● **DATASET EXCERPTS**:
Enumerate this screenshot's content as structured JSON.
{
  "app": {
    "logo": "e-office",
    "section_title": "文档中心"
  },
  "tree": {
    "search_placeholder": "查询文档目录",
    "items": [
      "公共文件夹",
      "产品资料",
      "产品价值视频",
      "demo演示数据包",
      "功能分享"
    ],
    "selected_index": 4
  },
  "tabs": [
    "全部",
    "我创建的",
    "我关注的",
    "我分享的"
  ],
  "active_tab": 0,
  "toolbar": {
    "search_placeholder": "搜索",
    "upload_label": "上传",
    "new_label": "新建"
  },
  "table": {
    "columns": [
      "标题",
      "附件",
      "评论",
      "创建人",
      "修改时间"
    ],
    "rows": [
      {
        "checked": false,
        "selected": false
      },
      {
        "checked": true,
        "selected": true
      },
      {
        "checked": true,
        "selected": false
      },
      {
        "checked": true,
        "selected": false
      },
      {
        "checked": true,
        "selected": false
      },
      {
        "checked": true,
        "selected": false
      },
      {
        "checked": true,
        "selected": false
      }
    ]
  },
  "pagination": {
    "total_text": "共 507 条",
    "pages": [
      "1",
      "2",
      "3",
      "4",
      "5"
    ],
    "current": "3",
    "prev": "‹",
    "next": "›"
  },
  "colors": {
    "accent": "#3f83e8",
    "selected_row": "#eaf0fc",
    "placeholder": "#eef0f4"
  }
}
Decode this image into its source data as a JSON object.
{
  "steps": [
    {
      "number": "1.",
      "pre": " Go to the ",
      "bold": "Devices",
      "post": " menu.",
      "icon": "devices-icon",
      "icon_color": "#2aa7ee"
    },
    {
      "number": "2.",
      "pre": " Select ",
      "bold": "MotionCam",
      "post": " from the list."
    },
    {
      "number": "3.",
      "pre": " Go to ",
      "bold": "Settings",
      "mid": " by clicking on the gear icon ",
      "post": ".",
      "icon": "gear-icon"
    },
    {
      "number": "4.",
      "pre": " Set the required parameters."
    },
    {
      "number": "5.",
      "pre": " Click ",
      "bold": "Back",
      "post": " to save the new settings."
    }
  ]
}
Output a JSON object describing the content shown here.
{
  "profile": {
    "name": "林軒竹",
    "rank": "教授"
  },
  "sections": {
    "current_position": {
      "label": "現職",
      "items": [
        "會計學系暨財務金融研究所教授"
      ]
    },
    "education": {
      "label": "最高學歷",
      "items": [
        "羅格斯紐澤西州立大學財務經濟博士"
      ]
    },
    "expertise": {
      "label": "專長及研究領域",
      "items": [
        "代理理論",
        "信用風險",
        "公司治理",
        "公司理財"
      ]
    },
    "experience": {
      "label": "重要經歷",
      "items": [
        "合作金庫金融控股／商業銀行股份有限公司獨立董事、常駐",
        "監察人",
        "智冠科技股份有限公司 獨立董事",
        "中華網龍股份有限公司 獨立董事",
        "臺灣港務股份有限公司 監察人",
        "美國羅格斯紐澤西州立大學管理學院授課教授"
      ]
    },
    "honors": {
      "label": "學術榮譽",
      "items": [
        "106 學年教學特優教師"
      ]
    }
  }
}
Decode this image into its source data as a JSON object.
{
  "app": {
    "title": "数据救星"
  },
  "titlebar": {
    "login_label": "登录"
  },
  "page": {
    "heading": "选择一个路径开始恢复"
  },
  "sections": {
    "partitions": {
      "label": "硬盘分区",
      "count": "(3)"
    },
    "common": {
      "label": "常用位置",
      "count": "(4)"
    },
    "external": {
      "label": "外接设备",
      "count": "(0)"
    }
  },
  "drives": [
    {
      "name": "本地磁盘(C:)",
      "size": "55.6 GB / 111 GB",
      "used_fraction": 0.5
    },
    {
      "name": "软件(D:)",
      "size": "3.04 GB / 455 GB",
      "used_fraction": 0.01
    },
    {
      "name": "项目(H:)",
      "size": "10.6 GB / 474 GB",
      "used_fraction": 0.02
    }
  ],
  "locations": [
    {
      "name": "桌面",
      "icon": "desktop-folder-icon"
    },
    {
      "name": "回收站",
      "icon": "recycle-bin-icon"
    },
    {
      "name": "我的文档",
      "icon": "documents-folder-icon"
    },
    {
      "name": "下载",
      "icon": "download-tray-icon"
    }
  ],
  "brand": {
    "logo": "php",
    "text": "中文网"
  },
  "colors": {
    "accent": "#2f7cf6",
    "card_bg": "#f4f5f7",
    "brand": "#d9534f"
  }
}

● **TASK PROMPT**:
The records above must be output exactly, in full.

● **CORRECT ANSWER**:
Enumerate this screenshot's content as structured JSON.
{
  "app": {
    "logo": "e-office",
    "section_title": "文档中心"
  },
  "tree": {
    "search_placeholder": "查询文档目录",
    "items": [
      "公共文件夹",
      "产品资料",
      "产品价值视频",
      "demo演示数据包",
      "功能分享"
    ],
    "selected_index": 4
  },
  "tabs": [
    "全部",
    "我创建的",
    "我关注的",
    "我分享的"
  ],
  "active_tab": 0,
  "toolbar": {
    "search_placeholder": "搜索",
    "upload_label": "上传",
    "new_label": "新建"
  },
  "table": {
    "columns": [
      "标题",
      "附件",
      "评论",
      "创建人",
      "修改时间"
    ],
    "rows": [
      {
        "checked": false,
        "selected": false
      },
      {
        "checked": true,
        "selected": true
      },
      {
        "checked": true,
        "selected": false
      },
      {
        "checked": true,
        "selected": false
      },
      {
        "checked": true,
        "selected": false
      },
      {
        "checked": true,
        "selected": false
      },
      {
        "checked": true,
        "selected": false
      }
    ]
  },
  "pagination": {
    "total_text": "共 507 条",
    "pages": [
      "1",
      "2",
      "3",
      "4",
      "5"
    ],
    "current": "3",
    "prev": "‹",
    "next": "›"
  },
  "colors": {
    "accent": "#3f83e8",
    "selected_row": "#eaf0fc",
    "placeholder": "#eef0f4"
  }
}
Decode this image into its source data as a JSON object.
{
  "steps": [
    {
      "number": "1.",
      "pre": " Go to the ",
      "bold": "Devices",
      "post": " menu.",
      "icon": "devices-icon",
      "icon_color": "#2aa7ee"
    },
    {
      "number": "2.",
      "pre": " Select ",
      "bold": "MotionCam",
      "post": " from the list."
    },
    {
      "number": "3.",
      "pre": " Go to ",
      "bold": "Settings",
      "mid": " by clicking on the gear icon ",
      "post": ".",
      "icon": "gear-icon"
    },
    {
      "number": "4.",
      "pre": " Set the required parameters."
    },
    {
      "number": "5.",
      "pre": " Click ",
      "bold": "Back",
      "post": " to save the new settings."
    }
  ]
}
Output a JSON object describing the content shown here.
{
  "profile": {
    "name": "林軒竹",
    "rank": "教授"
  },
  "sections": {
    "current_position": {
      "label": "現職",
      "items": [
        "會計學系暨財務金融研究所教授"
      ]
    },
    "education": {
      "label": "最高學歷",
      "items": [
        "羅格斯紐澤西州立大學財務經濟博士"
      ]
    },
    "expertise": {
      "label": "專長及研究領域",
      "items": [
        "代理理論",
        "信用風險",
        "公司治理",
        "公司理財"
      ]
    },
    "experience": {
      "label": "重要經歷",
      "items": [
        "合作金庫金融控股／商業銀行股份有限公司獨立董事、常駐",
        "監察人",
        "智冠科技股份有限公司 獨立董事",
        "中華網龍股份有限公司 獨立董事",
        "臺灣港務股份有限公司 監察人",
        "美國羅格斯紐澤西州立大學管理學院授課教授"
      ]
    },
    "honors": {
      "label": "學術榮譽",
      "items": [
        "106 學年教學特優教師"
      ]
    }
  }
}
Decode this image into its source data as a JSON object.
{
  "app": {
    "title": "数据救星"
  },
  "titlebar": {
    "login_label": "登录"
  },
  "page": {
    "heading": "选择一个路径开始恢复"
  },
  "sections": {
    "partitions": {
      "label": "硬盘分区",
      "count": "(3)"
    },
    "common": {
      "label": "常用位置",
      "count": "(4)"
    },
    "external": {
      "label": "外接设备",
      "count": "(0)"
    }
  },
  "drives": [
    {
      "name": "本地磁盘(C:)",
      "size": "55.6 GB / 111 GB",
      "used_fraction": 0.5
    },
    {
      "name": "软件(D:)",
      "size": "3.04 GB / 455 GB",
      "used_fraction": 0.01
    },
    {
      "name": "项目(H:)",
      "size": "10.6 GB / 474 GB",
      "used_fraction": 0.02
    }
  ],
  "locations": [
    {
      "name": "桌面",
      "icon": "desktop-folder-icon"
    },
    {
      "name": "回收站",
      "icon": "recycle-bin-icon"
    },
    {
      "name": "我的文档",
      "icon": "documents-folder-icon"
    },
    {
      "name": "下载",
      "icon": "download-tray-icon"
    }
  ],
  "brand": {
    "logo": "php",
    "text": "中文网"
  },
  "colors": {
    "accent": "#2f7cf6",
    "card_bg": "#f4f5f7",
    "brand": "#d9534f"
  }
}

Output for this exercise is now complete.